**Exercise description**
When a line of the entries contains "abundance", please list that line.

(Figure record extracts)
========================================

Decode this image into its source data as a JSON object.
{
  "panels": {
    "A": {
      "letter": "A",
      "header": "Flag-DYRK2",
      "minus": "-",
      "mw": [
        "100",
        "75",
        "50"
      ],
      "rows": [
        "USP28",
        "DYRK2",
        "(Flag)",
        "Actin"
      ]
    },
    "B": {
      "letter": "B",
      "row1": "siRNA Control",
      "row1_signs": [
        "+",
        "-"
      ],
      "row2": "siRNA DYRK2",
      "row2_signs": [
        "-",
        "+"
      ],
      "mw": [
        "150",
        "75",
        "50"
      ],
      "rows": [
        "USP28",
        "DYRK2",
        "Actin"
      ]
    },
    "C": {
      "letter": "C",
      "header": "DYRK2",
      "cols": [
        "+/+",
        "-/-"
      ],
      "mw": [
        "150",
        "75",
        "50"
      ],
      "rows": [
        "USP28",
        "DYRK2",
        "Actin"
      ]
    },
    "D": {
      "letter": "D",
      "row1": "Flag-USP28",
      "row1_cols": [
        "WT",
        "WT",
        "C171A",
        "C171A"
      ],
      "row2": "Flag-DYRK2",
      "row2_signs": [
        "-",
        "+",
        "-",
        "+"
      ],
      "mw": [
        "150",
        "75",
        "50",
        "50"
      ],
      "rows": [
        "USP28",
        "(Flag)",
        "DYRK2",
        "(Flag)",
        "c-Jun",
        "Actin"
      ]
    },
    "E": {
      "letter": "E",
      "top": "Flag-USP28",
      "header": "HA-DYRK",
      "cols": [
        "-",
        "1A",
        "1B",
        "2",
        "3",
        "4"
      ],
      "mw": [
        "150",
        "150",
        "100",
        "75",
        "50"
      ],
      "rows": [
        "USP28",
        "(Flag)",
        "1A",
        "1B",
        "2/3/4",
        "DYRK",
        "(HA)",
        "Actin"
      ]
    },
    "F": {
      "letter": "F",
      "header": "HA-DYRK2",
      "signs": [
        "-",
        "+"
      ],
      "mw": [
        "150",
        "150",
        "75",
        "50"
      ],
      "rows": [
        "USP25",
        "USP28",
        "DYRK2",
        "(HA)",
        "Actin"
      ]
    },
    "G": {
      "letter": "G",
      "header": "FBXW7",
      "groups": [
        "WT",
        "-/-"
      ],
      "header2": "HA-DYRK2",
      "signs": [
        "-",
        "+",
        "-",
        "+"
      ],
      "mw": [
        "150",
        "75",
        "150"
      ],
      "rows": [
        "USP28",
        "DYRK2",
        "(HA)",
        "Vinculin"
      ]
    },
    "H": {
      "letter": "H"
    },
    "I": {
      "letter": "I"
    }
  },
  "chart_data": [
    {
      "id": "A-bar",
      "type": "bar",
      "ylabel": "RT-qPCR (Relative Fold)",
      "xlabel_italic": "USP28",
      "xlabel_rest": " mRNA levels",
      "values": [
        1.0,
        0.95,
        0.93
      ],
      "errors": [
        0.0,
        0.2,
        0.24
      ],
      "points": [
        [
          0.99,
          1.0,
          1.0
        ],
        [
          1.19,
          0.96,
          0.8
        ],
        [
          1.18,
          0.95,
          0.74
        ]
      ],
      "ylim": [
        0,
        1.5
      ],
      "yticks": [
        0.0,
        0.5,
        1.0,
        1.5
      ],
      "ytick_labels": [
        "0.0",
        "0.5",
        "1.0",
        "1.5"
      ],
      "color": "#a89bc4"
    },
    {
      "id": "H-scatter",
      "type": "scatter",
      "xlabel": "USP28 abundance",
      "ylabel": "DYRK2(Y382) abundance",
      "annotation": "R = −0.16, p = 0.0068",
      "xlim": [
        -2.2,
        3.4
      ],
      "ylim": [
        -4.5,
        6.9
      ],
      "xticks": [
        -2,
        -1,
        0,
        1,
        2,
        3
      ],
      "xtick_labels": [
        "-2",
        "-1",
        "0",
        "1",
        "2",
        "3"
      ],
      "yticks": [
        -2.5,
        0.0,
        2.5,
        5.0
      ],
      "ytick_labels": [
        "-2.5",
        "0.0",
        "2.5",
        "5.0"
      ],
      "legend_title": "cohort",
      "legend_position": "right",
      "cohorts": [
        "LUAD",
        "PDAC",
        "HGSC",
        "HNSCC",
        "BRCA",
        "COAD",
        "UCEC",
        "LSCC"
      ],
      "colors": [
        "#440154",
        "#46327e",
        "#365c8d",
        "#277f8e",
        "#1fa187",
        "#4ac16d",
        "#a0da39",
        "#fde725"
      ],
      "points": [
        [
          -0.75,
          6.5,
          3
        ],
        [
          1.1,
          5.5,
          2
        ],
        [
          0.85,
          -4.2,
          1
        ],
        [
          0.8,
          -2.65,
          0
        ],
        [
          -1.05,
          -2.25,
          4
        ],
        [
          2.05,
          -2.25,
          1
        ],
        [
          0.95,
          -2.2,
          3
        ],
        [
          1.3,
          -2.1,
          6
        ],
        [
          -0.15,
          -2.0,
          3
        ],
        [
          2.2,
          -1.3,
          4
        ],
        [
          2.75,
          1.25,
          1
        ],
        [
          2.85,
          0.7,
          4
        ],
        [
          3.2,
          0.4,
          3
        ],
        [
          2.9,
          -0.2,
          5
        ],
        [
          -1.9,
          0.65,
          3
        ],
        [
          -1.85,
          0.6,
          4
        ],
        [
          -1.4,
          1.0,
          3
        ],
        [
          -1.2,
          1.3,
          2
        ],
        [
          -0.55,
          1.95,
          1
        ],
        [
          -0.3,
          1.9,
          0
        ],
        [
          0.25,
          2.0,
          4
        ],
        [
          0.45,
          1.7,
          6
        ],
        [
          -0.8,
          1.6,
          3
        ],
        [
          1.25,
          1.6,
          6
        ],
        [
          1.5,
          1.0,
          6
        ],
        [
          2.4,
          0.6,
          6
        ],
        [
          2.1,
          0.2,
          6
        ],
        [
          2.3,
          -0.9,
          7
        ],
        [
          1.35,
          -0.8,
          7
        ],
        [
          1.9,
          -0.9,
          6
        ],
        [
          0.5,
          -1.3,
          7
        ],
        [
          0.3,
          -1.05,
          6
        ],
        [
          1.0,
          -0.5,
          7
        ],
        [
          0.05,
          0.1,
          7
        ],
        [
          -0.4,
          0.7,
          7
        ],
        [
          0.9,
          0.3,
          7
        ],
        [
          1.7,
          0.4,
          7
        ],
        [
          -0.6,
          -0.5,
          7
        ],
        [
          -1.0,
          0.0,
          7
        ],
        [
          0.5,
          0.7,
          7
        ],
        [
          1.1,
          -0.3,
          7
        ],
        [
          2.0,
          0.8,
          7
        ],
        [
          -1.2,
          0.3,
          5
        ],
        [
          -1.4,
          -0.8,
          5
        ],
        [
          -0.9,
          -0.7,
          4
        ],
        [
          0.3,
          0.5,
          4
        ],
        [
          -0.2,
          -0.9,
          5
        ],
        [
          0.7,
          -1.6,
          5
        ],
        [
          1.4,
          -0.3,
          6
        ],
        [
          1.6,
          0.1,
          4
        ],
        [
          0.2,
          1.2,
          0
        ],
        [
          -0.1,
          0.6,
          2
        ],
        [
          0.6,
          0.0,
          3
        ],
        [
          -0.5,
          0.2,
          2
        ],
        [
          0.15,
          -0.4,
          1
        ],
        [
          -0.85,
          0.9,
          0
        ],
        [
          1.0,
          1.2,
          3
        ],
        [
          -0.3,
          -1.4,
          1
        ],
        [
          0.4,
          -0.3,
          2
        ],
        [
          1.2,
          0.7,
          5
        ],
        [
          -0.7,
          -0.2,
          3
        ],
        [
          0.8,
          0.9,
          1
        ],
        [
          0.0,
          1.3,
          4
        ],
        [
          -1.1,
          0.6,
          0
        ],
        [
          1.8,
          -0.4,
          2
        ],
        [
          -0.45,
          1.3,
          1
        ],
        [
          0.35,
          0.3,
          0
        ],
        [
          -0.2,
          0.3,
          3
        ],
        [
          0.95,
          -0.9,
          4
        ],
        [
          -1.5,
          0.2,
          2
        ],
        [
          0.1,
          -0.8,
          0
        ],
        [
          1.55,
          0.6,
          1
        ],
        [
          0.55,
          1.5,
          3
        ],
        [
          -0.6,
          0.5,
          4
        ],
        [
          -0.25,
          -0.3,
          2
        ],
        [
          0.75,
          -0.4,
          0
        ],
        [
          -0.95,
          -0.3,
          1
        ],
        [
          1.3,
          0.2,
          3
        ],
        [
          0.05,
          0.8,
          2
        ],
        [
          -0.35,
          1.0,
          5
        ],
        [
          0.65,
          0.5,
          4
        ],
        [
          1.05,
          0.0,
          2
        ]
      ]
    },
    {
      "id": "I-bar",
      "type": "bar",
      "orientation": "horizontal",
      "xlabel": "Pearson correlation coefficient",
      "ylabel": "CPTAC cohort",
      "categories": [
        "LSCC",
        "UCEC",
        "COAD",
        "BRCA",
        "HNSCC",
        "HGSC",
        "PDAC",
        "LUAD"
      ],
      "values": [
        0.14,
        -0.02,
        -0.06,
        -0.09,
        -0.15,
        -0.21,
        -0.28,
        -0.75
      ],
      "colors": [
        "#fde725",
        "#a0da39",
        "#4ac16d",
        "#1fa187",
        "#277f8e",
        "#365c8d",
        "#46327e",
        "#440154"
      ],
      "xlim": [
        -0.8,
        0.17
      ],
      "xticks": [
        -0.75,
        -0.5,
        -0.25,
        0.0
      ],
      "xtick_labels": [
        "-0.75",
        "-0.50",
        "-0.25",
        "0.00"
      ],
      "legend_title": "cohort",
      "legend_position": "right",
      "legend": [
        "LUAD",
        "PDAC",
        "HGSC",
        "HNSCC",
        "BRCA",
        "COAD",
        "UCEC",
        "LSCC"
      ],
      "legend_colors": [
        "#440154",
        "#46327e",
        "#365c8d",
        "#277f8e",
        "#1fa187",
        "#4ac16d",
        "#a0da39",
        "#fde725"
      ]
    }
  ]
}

========================================

**Exercise output**
      "xlabel": "USP28 abundance",
      "ylabel": "DYRK2(Y382) abundance",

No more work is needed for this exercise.